* [Problem requirements]:
Write out the whole listing again, exactly.
━━━
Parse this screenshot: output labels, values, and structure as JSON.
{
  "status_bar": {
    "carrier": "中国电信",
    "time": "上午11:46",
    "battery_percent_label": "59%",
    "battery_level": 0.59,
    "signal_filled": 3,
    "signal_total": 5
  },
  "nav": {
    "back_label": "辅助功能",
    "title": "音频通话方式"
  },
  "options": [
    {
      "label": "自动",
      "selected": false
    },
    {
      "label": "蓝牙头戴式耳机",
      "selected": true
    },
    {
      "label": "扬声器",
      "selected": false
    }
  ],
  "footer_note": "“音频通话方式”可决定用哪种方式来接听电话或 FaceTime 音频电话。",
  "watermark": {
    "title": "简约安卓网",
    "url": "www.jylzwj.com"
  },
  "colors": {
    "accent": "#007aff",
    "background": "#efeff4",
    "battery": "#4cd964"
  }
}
━━━
* [Full response]:
Parse this screenshot: output labels, values, and structure as JSON.
{
  "status_bar": {
    "carrier": "中国电信",
    "time": "上午11:46",
    "battery_percent_label": "59%",
    "battery_level": 0.59,
    "signal_filled": 3,
    "signal_total": 5
  },
  "nav": {
    "back_label": "辅助功能",
    "title": "音频通话方式"
  },
  "options": [
    {
      "label": "自动",
      "selected": false
    },
    {
      "label": "蓝牙头戴式耳机",
      "selected": true
    },
    {
      "label": "扬声器",
      "selected": false
    }
  ],
  "footer_note": "“音频通话方式”可决定用哪种方式来接听电话或 FaceTime 音频电话。",
  "watermark": {
    "title": "简约安卓网",
    "url": "www.jylzwj.com"
  },
  "colors": {
    "accent": "#007aff",
    "background": "#efeff4",
    "battery": "#4cd964"
  }
}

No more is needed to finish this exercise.